Exercise data >>
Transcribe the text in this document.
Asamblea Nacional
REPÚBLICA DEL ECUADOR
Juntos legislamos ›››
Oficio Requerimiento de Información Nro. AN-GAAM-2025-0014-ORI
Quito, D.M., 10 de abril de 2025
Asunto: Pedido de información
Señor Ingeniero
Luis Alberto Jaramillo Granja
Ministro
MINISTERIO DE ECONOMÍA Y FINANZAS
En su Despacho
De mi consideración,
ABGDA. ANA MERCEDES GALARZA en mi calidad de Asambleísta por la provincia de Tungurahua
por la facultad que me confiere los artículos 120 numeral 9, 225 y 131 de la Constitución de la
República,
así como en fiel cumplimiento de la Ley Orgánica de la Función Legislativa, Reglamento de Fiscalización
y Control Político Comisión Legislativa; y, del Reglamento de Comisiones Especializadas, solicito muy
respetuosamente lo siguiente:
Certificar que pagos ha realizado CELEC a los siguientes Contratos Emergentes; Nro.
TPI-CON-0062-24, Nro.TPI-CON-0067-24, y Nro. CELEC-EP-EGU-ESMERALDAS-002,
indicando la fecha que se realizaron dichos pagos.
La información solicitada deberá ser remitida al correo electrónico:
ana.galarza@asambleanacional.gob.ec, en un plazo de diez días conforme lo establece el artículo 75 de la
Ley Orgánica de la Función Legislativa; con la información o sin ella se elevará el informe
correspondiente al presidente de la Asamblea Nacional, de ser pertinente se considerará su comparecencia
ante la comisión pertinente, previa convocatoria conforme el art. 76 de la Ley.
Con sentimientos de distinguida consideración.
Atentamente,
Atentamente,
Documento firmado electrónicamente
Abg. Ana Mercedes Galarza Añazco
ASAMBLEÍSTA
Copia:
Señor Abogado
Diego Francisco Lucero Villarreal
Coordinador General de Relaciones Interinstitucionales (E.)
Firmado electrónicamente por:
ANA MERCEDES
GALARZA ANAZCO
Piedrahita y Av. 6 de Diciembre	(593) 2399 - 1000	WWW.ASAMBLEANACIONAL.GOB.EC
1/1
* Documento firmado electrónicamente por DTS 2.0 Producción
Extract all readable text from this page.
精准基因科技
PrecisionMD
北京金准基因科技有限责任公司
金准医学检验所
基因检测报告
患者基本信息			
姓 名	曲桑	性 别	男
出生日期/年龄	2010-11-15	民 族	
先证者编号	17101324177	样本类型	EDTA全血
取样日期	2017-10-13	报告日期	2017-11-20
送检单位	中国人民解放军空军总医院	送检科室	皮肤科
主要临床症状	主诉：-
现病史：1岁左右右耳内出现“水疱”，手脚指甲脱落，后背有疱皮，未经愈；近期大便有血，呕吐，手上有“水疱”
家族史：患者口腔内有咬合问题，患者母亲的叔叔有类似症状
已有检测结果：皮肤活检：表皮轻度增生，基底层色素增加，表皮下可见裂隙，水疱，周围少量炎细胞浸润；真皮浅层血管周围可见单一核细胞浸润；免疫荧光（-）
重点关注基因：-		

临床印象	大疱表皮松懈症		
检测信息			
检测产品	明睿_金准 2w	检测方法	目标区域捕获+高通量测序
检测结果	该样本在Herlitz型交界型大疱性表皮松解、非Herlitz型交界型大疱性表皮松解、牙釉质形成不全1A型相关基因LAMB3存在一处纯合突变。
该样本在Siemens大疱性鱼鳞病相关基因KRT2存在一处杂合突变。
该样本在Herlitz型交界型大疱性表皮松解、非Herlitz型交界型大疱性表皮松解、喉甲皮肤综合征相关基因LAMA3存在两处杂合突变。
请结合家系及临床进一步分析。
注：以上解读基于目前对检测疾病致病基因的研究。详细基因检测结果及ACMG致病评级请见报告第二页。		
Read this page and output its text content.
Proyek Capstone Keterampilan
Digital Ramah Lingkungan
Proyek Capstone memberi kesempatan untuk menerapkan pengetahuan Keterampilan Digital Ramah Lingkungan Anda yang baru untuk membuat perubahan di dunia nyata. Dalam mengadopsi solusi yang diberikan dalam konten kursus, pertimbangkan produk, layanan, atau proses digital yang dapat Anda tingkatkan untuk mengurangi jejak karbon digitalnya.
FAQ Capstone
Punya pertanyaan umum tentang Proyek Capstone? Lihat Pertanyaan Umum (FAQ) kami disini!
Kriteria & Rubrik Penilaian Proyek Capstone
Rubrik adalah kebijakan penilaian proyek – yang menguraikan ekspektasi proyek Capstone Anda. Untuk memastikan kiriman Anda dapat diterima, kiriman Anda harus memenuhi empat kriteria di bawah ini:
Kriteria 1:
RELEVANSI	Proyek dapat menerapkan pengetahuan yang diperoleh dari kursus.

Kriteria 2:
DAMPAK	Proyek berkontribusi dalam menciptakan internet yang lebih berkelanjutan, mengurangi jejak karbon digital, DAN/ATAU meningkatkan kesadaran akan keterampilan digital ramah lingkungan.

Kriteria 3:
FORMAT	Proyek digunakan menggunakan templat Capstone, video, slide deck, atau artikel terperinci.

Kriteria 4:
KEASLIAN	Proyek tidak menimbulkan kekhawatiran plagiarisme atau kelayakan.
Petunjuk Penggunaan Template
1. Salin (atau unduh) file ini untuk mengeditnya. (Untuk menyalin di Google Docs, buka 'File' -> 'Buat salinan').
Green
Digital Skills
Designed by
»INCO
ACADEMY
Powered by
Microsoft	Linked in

Task goal >> Collect each line of the entries that has the word "pengetahuan", copying it in full.

Output >>
Proyek Capstone memberi kesempatan untuk menerapkan pengetahuan Keterampilan Digital Ramah Lingkungan Anda yang baru untuk membuat perubahan di dunia nyata. Dalam mengadopsi solusi yang diberikan dalam konten kursus, pertimbangkan produk, layanan, atau proses digital yang dapat Anda tingkatkan untuk mengurangi jejak karbon digitalnya.
RELEVANSI	Proyek dapat menerapkan pengetahuan yang diperoleh dari kursus.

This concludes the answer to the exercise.